**SET PROBLEM**
Reproduce exactly the line in which "Output the text content of this document." occurs and all the lines after it, ending with the last line.
----------------
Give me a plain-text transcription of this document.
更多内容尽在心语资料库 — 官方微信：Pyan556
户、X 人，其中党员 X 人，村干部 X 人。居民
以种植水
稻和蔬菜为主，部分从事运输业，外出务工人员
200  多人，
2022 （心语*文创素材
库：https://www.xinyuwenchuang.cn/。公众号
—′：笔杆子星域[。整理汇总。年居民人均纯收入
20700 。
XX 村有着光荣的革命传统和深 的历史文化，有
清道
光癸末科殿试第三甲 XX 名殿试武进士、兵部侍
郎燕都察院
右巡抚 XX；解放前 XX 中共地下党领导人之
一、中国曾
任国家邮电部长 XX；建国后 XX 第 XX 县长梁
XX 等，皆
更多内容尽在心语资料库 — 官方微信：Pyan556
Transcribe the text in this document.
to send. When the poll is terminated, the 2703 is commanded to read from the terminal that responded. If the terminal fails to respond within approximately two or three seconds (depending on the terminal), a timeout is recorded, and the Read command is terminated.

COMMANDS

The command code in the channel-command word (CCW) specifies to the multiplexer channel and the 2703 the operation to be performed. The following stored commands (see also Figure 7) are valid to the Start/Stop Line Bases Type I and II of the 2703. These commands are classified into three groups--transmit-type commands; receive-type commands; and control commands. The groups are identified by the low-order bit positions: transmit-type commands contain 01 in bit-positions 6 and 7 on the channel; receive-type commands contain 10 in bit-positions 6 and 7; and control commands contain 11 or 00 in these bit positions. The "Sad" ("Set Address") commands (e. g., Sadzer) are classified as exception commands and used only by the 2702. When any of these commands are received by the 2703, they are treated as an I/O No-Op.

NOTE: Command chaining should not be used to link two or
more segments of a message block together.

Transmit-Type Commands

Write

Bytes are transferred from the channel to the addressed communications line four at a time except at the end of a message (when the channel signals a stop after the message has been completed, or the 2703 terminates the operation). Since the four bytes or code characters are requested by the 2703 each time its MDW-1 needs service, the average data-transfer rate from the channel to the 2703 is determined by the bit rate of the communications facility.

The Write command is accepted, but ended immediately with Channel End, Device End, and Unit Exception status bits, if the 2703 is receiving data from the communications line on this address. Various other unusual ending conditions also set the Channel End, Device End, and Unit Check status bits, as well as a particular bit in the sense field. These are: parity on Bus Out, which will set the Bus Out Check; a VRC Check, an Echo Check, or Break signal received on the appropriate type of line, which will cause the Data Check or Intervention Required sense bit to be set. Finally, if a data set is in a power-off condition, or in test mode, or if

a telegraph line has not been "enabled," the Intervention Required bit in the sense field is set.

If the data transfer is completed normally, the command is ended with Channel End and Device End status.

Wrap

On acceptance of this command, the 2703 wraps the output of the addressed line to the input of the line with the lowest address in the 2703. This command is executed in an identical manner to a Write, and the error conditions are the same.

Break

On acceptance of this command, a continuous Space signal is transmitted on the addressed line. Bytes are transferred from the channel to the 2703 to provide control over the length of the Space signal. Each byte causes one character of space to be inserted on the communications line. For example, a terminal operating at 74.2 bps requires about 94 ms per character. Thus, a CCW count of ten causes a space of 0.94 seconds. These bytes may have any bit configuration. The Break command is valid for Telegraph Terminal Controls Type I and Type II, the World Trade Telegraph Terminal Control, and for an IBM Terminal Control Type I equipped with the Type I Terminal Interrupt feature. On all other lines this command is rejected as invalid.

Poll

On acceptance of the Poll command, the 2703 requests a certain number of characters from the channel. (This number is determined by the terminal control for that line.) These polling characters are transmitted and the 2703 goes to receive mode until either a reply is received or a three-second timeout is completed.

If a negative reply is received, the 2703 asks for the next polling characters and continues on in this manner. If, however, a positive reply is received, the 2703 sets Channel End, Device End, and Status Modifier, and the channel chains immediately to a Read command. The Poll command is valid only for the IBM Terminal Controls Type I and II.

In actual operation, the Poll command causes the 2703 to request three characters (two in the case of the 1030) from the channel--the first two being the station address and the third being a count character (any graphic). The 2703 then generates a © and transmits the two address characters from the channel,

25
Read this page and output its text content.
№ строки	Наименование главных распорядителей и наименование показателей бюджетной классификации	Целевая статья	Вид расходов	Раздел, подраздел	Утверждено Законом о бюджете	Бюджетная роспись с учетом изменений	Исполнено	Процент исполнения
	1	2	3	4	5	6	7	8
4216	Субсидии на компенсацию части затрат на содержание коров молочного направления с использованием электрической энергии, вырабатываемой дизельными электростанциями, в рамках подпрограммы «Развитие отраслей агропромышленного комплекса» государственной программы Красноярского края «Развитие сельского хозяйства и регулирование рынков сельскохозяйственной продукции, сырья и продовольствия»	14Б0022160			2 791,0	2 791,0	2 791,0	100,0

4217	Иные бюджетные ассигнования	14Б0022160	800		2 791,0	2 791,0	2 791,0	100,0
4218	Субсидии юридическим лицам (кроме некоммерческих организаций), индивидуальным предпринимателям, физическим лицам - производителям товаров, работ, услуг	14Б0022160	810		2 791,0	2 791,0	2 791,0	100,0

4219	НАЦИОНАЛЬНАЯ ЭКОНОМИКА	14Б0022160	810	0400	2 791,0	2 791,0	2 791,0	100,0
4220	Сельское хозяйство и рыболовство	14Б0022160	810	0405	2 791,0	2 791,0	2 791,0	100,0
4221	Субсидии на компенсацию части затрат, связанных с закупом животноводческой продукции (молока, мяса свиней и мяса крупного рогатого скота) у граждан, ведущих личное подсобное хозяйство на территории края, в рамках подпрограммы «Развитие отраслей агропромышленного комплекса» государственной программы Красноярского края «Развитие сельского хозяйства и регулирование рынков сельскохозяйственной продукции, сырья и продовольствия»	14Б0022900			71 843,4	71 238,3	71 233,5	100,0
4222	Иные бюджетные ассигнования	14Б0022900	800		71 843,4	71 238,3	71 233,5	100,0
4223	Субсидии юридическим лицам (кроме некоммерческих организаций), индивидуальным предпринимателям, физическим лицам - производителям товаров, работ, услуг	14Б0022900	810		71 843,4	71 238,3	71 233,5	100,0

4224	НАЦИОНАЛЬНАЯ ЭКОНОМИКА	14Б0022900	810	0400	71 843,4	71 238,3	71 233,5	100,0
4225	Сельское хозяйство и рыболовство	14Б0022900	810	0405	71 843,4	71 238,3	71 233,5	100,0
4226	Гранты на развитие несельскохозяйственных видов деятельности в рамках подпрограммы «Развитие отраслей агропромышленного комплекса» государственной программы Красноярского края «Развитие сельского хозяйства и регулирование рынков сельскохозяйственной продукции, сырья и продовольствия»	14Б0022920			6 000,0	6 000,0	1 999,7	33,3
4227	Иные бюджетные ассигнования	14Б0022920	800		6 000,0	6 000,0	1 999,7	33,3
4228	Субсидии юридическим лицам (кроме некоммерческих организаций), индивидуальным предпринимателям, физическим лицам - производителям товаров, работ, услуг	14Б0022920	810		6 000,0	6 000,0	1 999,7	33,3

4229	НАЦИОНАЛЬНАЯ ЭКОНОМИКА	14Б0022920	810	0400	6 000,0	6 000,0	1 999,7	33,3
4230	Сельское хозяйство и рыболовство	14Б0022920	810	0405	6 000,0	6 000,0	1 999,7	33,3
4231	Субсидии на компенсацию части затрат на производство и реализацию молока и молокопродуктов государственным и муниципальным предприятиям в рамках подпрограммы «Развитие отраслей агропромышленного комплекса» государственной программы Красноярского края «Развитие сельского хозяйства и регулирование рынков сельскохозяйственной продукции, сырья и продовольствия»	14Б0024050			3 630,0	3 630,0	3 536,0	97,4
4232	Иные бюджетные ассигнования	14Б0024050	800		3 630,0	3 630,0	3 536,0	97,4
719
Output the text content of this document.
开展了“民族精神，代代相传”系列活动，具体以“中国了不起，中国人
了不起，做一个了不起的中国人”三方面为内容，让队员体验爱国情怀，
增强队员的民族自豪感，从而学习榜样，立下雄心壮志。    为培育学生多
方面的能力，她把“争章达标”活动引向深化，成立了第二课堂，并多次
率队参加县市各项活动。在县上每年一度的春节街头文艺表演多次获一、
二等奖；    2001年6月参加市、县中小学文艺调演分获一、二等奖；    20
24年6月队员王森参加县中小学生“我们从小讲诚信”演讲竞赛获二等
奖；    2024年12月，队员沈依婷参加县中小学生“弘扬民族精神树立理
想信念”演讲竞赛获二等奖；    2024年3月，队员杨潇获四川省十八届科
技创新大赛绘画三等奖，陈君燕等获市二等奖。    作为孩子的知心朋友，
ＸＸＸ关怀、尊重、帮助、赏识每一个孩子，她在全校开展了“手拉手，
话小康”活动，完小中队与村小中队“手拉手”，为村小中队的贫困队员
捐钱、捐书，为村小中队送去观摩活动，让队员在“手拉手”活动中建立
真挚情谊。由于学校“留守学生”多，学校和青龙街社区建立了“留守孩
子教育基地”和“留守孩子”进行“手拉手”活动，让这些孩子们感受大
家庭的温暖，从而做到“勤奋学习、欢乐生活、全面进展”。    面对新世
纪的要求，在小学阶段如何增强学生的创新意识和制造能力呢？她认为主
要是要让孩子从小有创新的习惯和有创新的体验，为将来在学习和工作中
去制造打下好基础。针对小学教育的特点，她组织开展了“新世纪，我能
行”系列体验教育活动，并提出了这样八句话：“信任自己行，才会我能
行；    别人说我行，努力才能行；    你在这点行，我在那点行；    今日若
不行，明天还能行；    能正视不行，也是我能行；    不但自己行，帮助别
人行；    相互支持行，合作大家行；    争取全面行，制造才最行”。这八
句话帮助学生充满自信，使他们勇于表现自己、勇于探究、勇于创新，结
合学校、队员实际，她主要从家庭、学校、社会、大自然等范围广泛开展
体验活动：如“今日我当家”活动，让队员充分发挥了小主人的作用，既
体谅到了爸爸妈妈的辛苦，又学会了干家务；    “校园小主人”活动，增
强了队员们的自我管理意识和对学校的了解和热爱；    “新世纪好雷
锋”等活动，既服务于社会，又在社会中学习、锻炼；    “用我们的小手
----------------
**TASK SOLUTION**
Output the text content of this document.
开展了“民族精神，代代相传”系列活动，具体以“中国了不起，中国人
了不起，做一个了不起的中国人”三方面为内容，让队员体验爱国情怀，
增强队员的民族自豪感，从而学习榜样，立下雄心壮志。    为培育学生多
方面的能力，她把“争章达标”活动引向深化，成立了第二课堂，并多次
率队参加县市各项活动。在县上每年一度的春节街头文艺表演多次获一、
二等奖；    2001年6月参加市、县中小学文艺调演分获一、二等奖；    20
24年6月队员王森参加县中小学生“我们从小讲诚信”演讲竞赛获二等
奖；    2024年12月，队员沈依婷参加县中小学生“弘扬民族精神树立理
想信念”演讲竞赛获二等奖；    2024年3月，队员杨潇获四川省十八届科
技创新大赛绘画三等奖，陈君燕等获市二等奖。    作为孩子的知心朋友，
ＸＸＸ关怀、尊重、帮助、赏识每一个孩子，她在全校开展了“手拉手，
话小康”活动，完小中队与村小中队“手拉手”，为村小中队的贫困队员
捐钱、捐书，为村小中队送去观摩活动，让队员在“手拉手”活动中建立
真挚情谊。由于学校“留守学生”多，学校和青龙街社区建立了“留守孩
子教育基地”和“留守孩子”进行“手拉手”活动，让这些孩子们感受大
家庭的温暖，从而做到“勤奋学习、欢乐生活、全面进展”。    面对新世
纪的要求，在小学阶段如何增强学生的创新意识和制造能力呢？她认为主
要是要让孩子从小有创新的习惯和有创新的体验，为将来在学习和工作中
去制造打下好基础。针对小学教育的特点，她组织开展了“新世纪，我能
行”系列体验教育活动，并提出了这样八句话：“信任自己行，才会我能
行；    别人说我行，努力才能行；    你在这点行，我在那点行；    今日若
不行，明天还能行；    能正视不行，也是我能行；    不但自己行，帮助别
人行；    相互支持行，合作大家行；    争取全面行，制造才最行”。这八
句话帮助学生充满自信，使他们勇于表现自己、勇于探究、勇于创新，结
合学校、队员实际，她主要从家庭、学校、社会、大自然等范围广泛开展
体验活动：如“今日我当家”活动，让队员充分发挥了小主人的作用，既
体谅到了爸爸妈妈的辛苦，又学会了干家务；    “校园小主人”活动，增
强了队员们的自我管理意识和对学校的了解和热爱；    “新世纪好雷
锋”等活动，既服务于社会，又在社会中学习、锻炼；    “用我们的小手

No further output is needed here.